GIVEN PROBLEM: Locate all lines with the word "title". Copy them.

Stored records:
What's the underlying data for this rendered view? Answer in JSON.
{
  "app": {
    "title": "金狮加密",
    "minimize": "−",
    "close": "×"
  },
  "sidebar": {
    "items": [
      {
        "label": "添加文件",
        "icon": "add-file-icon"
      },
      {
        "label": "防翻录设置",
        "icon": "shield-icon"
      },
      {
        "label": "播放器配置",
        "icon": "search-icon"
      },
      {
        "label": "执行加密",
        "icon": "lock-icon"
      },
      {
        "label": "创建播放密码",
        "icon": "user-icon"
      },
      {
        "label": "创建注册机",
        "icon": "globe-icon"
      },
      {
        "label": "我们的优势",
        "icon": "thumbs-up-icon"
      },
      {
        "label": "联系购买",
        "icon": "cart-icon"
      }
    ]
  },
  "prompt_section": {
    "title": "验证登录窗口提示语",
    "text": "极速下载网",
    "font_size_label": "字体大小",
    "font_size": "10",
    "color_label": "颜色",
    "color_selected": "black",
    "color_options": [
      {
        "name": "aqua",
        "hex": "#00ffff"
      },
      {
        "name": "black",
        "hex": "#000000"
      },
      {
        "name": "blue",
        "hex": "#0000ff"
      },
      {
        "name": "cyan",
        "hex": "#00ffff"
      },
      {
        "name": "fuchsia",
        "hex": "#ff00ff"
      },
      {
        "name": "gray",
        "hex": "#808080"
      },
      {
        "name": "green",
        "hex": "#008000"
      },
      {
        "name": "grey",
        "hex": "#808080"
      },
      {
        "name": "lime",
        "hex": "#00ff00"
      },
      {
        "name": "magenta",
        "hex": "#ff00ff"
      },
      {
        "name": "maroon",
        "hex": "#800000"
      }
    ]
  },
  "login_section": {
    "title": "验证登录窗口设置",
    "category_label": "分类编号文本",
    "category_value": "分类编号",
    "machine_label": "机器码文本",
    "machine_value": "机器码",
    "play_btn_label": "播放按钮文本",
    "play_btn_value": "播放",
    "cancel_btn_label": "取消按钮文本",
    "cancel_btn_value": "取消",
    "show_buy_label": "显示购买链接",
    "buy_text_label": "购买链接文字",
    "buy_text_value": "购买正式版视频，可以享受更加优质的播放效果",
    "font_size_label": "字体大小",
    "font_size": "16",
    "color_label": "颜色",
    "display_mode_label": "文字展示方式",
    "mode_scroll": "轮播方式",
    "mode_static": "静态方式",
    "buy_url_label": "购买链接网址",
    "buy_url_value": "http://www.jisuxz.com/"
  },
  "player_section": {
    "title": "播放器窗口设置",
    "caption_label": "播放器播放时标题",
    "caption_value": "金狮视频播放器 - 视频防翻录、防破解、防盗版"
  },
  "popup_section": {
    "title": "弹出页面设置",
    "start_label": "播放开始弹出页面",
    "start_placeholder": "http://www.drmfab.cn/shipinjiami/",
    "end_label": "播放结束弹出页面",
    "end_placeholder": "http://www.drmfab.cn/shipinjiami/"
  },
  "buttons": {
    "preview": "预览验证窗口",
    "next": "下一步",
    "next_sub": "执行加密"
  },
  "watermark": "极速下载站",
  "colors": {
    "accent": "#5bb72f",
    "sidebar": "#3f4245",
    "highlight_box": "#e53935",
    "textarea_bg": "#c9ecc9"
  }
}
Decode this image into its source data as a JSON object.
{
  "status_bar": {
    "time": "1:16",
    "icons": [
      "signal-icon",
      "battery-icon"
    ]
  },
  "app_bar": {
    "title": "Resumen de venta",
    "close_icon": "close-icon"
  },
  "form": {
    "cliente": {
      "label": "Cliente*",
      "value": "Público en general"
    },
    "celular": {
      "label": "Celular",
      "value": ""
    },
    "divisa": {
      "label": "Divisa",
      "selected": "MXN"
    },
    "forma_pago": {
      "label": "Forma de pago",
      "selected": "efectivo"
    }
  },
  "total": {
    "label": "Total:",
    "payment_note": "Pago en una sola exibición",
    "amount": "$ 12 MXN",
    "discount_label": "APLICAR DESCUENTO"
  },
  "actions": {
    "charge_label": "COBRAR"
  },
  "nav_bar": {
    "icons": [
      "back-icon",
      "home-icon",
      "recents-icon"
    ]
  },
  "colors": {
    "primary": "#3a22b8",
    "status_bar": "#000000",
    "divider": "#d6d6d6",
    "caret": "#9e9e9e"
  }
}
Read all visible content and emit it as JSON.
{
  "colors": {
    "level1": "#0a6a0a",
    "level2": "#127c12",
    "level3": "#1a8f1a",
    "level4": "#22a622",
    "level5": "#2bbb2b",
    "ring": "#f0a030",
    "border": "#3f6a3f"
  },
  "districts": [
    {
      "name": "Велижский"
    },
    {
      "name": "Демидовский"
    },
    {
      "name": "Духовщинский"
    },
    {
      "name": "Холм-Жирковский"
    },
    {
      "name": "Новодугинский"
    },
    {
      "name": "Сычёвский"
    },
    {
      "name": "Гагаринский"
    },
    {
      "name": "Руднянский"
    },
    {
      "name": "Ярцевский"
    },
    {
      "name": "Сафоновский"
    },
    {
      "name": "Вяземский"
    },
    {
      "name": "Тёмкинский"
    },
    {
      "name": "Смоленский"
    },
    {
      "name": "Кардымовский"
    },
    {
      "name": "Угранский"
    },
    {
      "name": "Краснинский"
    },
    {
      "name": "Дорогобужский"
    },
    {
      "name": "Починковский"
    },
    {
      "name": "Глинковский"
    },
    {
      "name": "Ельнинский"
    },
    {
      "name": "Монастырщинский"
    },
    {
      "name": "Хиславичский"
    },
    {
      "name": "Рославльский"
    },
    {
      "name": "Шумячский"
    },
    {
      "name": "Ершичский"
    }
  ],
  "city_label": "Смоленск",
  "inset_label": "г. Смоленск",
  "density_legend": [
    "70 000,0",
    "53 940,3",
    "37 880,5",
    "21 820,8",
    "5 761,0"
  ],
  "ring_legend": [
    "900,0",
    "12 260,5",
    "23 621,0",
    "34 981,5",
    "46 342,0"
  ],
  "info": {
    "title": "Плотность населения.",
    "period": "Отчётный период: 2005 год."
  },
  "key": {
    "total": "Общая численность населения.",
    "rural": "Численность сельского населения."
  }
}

COMPLETED TASK:
    "title": "金狮加密",
    "title": "验证登录窗口提示语",
    "title": "验证登录窗口设置",
    "title": "播放器窗口设置",
    "title": "弹出页面设置",
    "title": "Resumen de venta",
    "title": "Плотность населения.",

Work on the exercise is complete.